> What to do
Return the listing below verbatim. Pictures do not belong in the copy.
************
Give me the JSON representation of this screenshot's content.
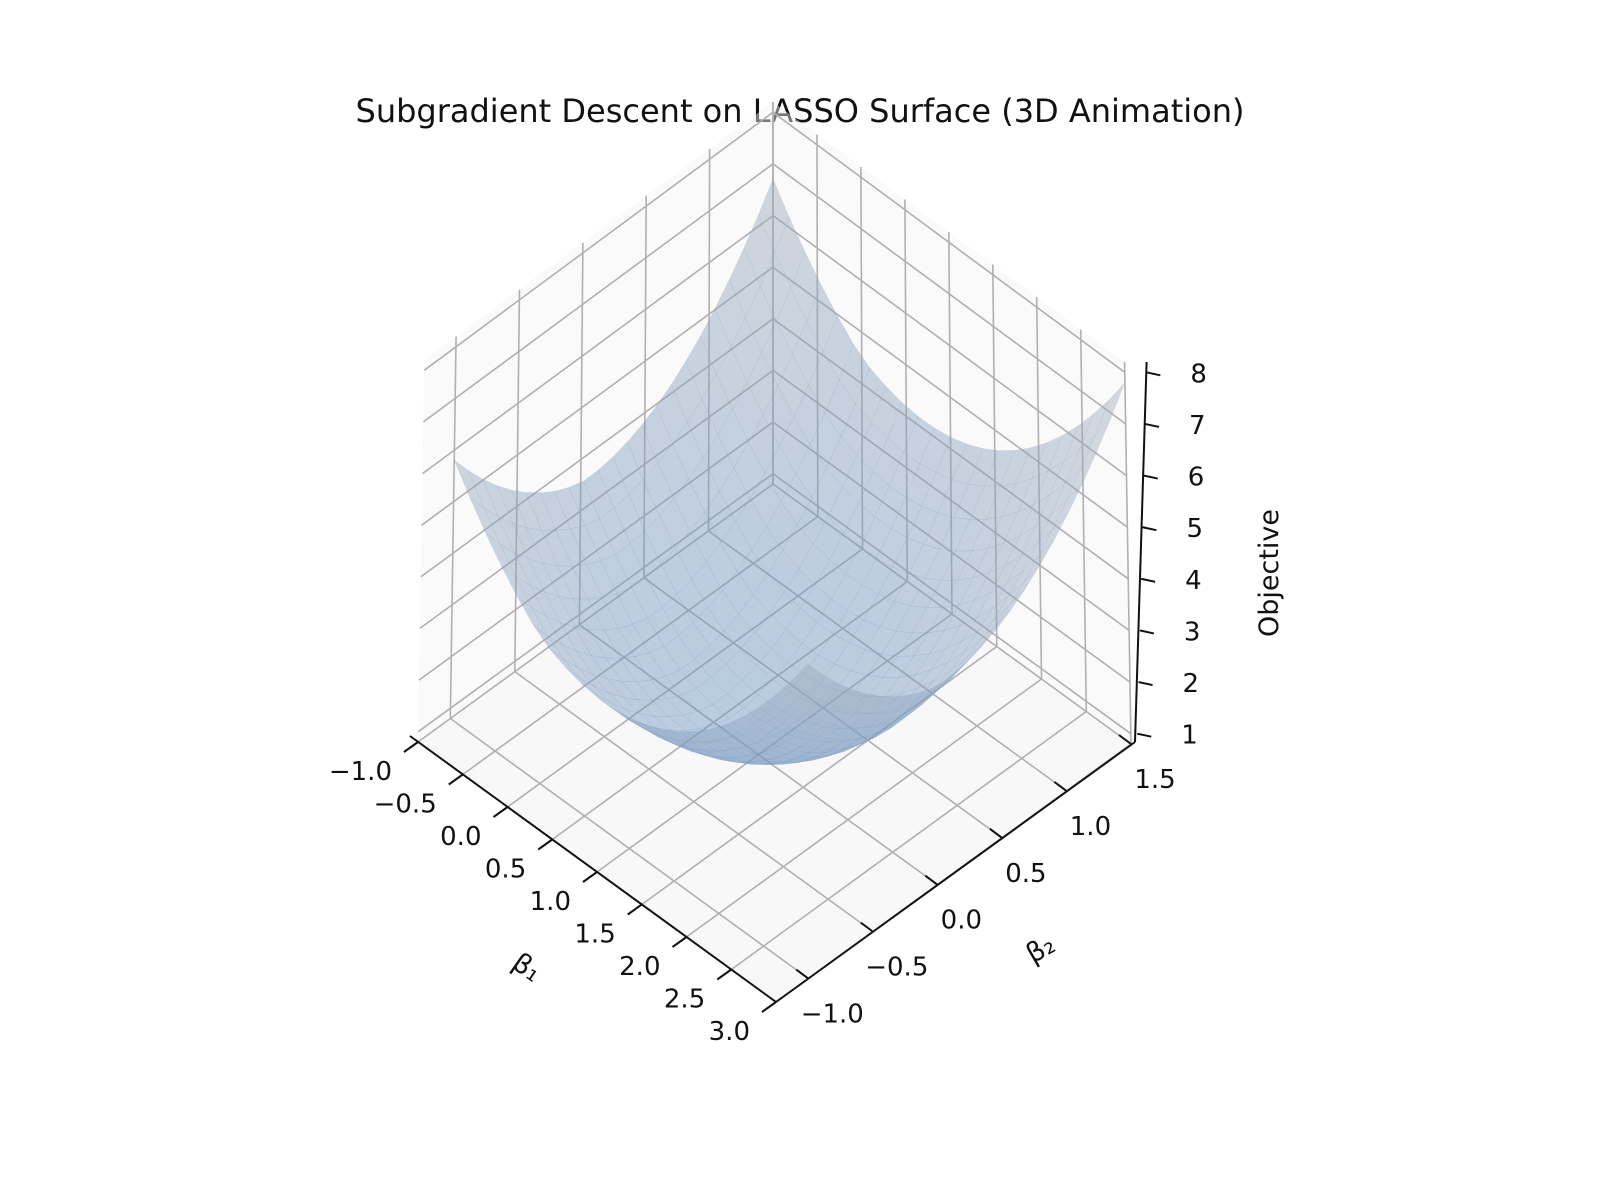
{
  "chart_data": {
    "type": "surface3d",
    "title": "Subgradient Descent on LASSO Surface (3D Animation)",
    "xlabel": "β₁",
    "ylabel": "β₂",
    "zlabel": "Objective",
    "xlim": [
      -1.0,
      3.0
    ],
    "ylim": [
      -1.25,
      1.5
    ],
    "zlim": [
      0.8,
      8.2
    ],
    "x_ticks": [
      -1.0,
      -0.5,
      0.0,
      0.5,
      1.0,
      1.5,
      2.0,
      2.5,
      3.0
    ],
    "x_tick_labels": [
      "−1.0",
      "−0.5",
      "0.0",
      "0.5",
      "1.0",
      "1.5",
      "2.0",
      "2.5",
      "3.0"
    ],
    "y_ticks": [
      -1.0,
      -0.5,
      0.0,
      0.5,
      1.0,
      1.5
    ],
    "y_tick_labels": [
      "−1.0",
      "−0.5",
      "0.0",
      "0.5",
      "1.0",
      "1.5"
    ],
    "z_ticks": [
      1,
      2,
      3,
      4,
      5,
      6,
      7,
      8
    ],
    "z_tick_labels": [
      "1",
      "2",
      "3",
      "4",
      "5",
      "6",
      "7",
      "8"
    ],
    "surface": {
      "x_range": [
        -1.0,
        3.0
      ],
      "y_range": [
        -1.0,
        1.5
      ],
      "min_objective": 1.0,
      "max_objective": 7.8,
      "color": "#7aa7cc",
      "alpha": 0.45
    },
    "grid": true,
    "pane_color": "#f3f3f3",
    "grid_color": "#b0b0b0"
  }
}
************
> Result below
Give me the JSON representation of this screenshot's content.
{
  "chart_data": {
    "type": "surface3d",
    "title": "Subgradient Descent on LASSO Surface (3D Animation)",
    "xlabel": "β₁",
    "ylabel": "β₂",
    "zlabel": "Objective",
    "xlim": [
      -1.0,
      3.0
    ],
    "ylim": [
      -1.25,
      1.5
    ],
    "zlim": [
      0.8,
      8.2
    ],
    "x_ticks": [
      -1.0,
      -0.5,
      0.0,
      0.5,
      1.0,
      1.5,
      2.0,
      2.5,
      3.0
    ],
    "x_tick_labels": [
      "−1.0",
      "−0.5",
      "0.0",
      "0.5",
      "1.0",
      "1.5",
      "2.0",
      "2.5",
      "3.0"
    ],
    "y_ticks": [
      -1.0,
      -0.5,
      0.0,
      0.5,
      1.0,
      1.5
    ],
    "y_tick_labels": [
      "−1.0",
      "−0.5",
      "0.0",
      "0.5",
      "1.0",
      "1.5"
    ],
    "z_ticks": [
      1,
      2,
      3,
      4,
      5,
      6,
      7,
      8
    ],
    "z_tick_labels": [
      "1",
      "2",
      "3",
      "4",
      "5",
      "6",
      "7",
      "8"
    ],
    "surface": {
      "x_range": [
        -1.0,
        3.0
      ],
      "y_range": [
        -1.0,
        1.5
      ],
      "min_objective": 1.0,
      "max_objective": 7.8,
      "color": "#7aa7cc",
      "alpha": 0.45
    },
    "grid": true,
    "pane_color": "#f3f3f3",
    "grid_color": "#b0b0b0"
  }
}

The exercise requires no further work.